Document page data:
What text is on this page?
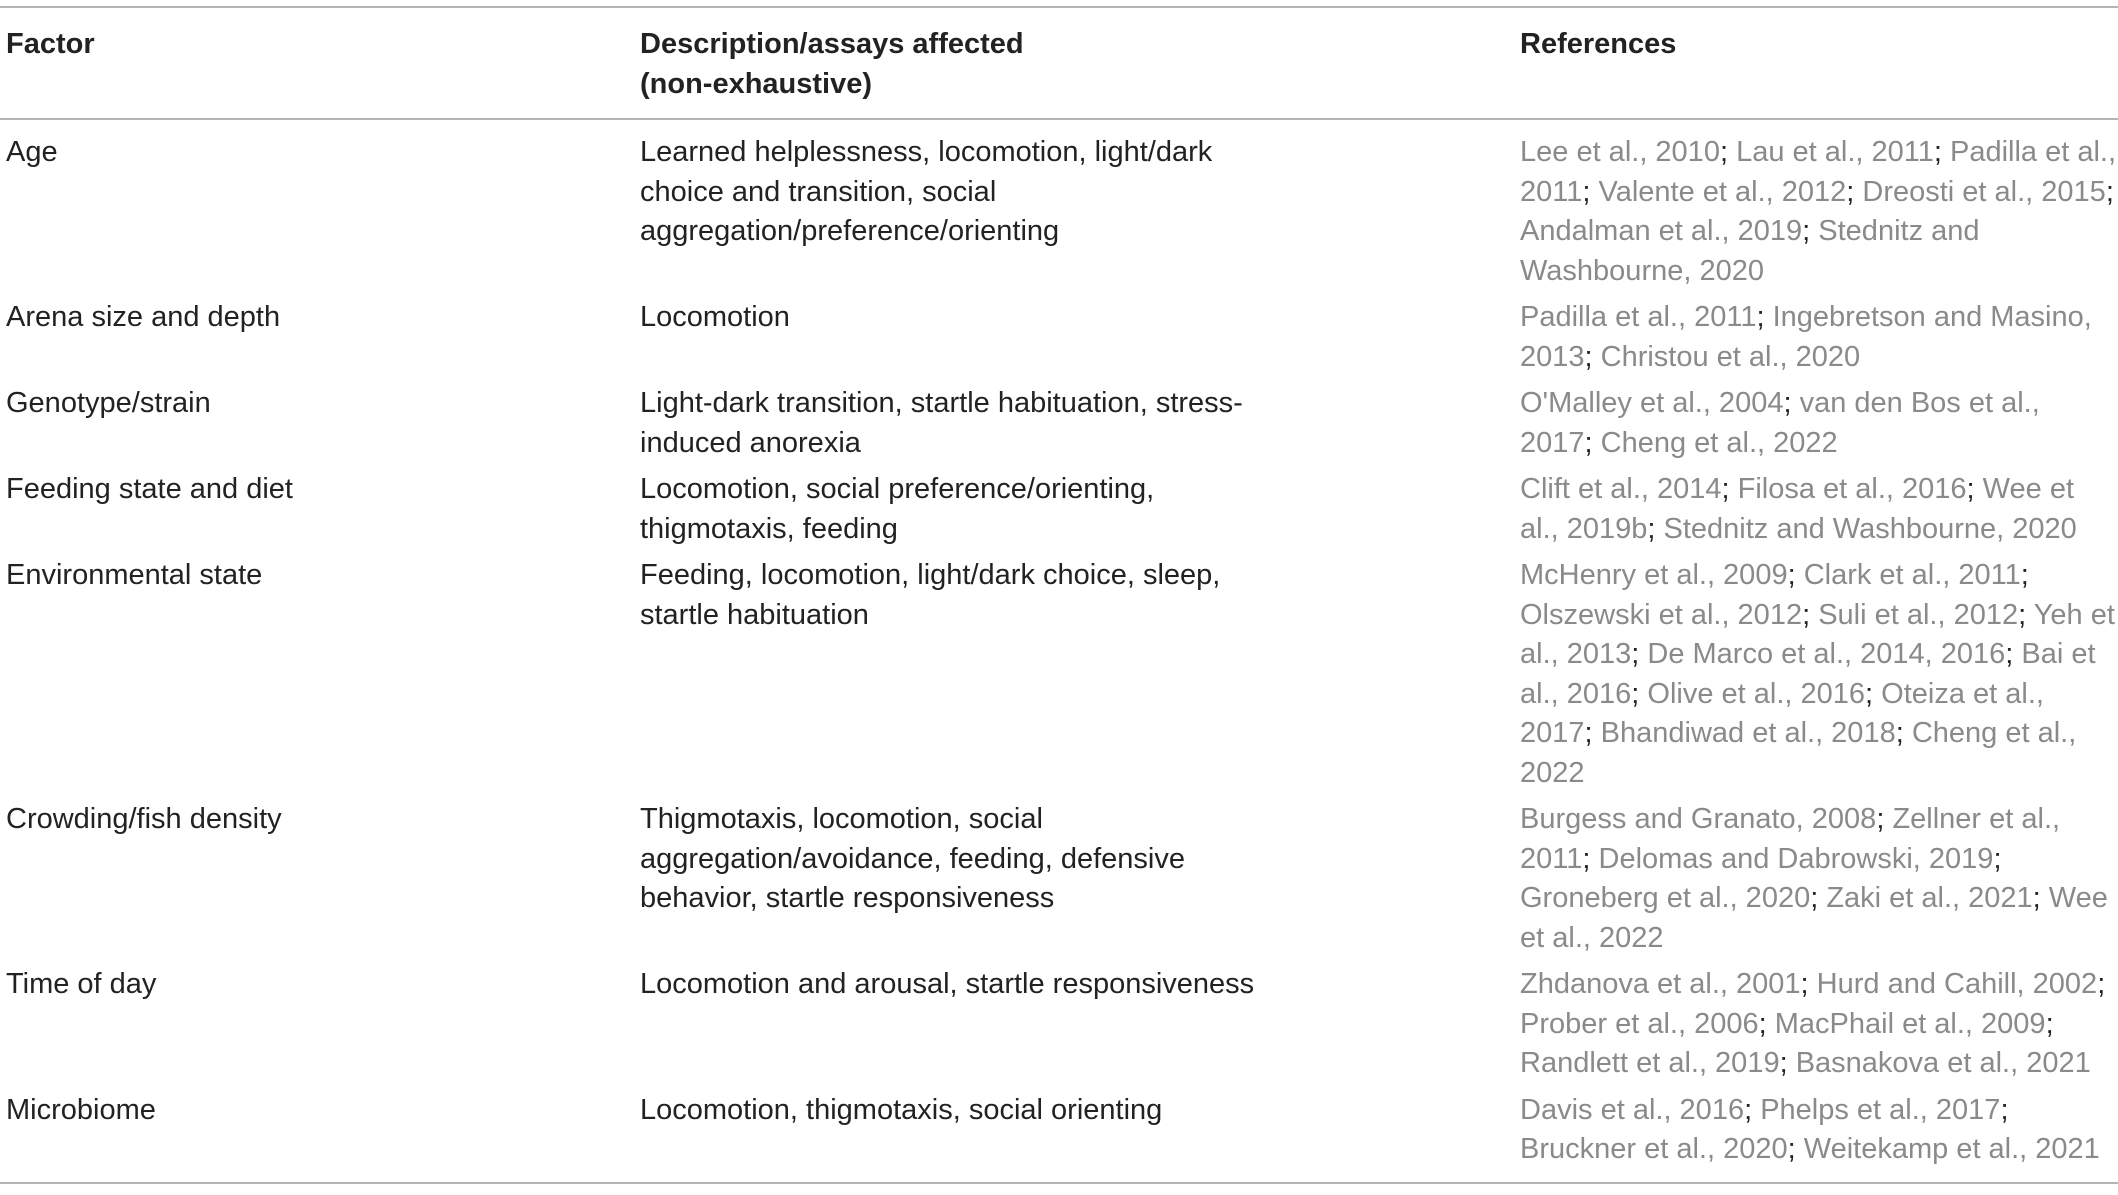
Factor	Description/assays affected (non-exhaustive)	References
Age	Learned helplessness, locomotion, light/dark choice and transition, social aggregation/preference/orienting	Lee et al., 2010; Lau et al., 2011; Padilla et al., 2011; Valente et al., 2012; Dreosti et al., 2015; Andalman et al., 2019; Stednitz and Washbourne, 2020
Arena size and depth	Locomotion	Padilla et al., 2011; Ingebretson and Masino, 2013; Christou et al., 2020
Genotype/strain	Light-dark transition, startle habituation, stress-induced anorexia	O'Malley et al., 2004; van den Bos et al., 2017; Cheng et al., 2022
Feeding state and diet	Locomotion, social preference/orienting, thigmotaxis, feeding	Clift et al., 2014; Filosa et al., 2016; Wee et al., 2019b; Stednitz and Washbourne, 2020
Environmental state	Feeding, locomotion, light/dark choice, sleep, startle habituation	McHenry et al., 2009; Clark et al., 2011; Olszewski et al., 2012; Suli et al., 2012; Yeh et al., 2013; De Marco et al., 2014, 2016; Bai et al., 2016; Olive et al., 2016; Oteiza et al., 2017; Bhandiwad et al., 2018; Cheng et al., 2022
Crowding/fish density	Thigmotaxis, locomotion, social aggregation/avoidance, feeding, defensive behavior, startle responsiveness	Burgess and Granato, 2008; Zellner et al., 2011; Delomas and Dabrowski, 2019; Groneberg et al., 2020; Zaki et al., 2021; Wee et al., 2022
Time of day	Locomotion and arousal, startle responsiveness	Zhdanova et al., 2001; Hurd and Cahill, 2002; Prober et al., 2006; MacPhail et al., 2009; Randlett et al., 2019; Basnakova et al., 2021
Microbiome	Locomotion, thigmotaxis, social orienting	Davis et al., 2016; Phelps et al., 2017; Bruckner et al., 2020; Weitekamp et al., 2021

AIM OF THE TASK: Retype every entry exactly as written, but omit the pictures.

TASK SOLUTION:
What text is on this page?
Factor	Description/assays affected (non-exhaustive)	References
Age	Learned helplessness, locomotion, light/dark choice and transition, social aggregation/preference/orienting	Lee et al., 2010; Lau et al., 2011; Padilla et al., 2011; Valente et al., 2012; Dreosti et al., 2015; Andalman et al., 2019; Stednitz and Washbourne, 2020
Arena size and depth	Locomotion	Padilla et al., 2011; Ingebretson and Masino, 2013; Christou et al., 2020
Genotype/strain	Light-dark transition, startle habituation, stress-induced anorexia	O'Malley et al., 2004; van den Bos et al., 2017; Cheng et al., 2022
Feeding state and diet	Locomotion, social preference/orienting, thigmotaxis, feeding	Clift et al., 2014; Filosa et al., 2016; Wee et al., 2019b; Stednitz and Washbourne, 2020
Environmental state	Feeding, locomotion, light/dark choice, sleep, startle habituation	McHenry et al., 2009; Clark et al., 2011; Olszewski et al., 2012; Suli et al., 2012; Yeh et al., 2013; De Marco et al., 2014, 2016; Bai et al., 2016; Olive et al., 2016; Oteiza et al., 2017; Bhandiwad et al., 2018; Cheng et al., 2022
Crowding/fish density	Thigmotaxis, locomotion, social aggregation/avoidance, feeding, defensive behavior, startle responsiveness	Burgess and Granato, 2008; Zellner et al., 2011; Delomas and Dabrowski, 2019; Groneberg et al., 2020; Zaki et al., 2021; Wee et al., 2022
Time of day	Locomotion and arousal, startle responsiveness	Zhdanova et al., 2001; Hurd and Cahill, 2002; Prober et al., 2006; MacPhail et al., 2009; Randlett et al., 2019; Basnakova et al., 2021
Microbiome	Locomotion, thigmotaxis, social orienting	Davis et al., 2016; Phelps et al., 2017; Bruckner et al., 2020; Weitekamp et al., 2021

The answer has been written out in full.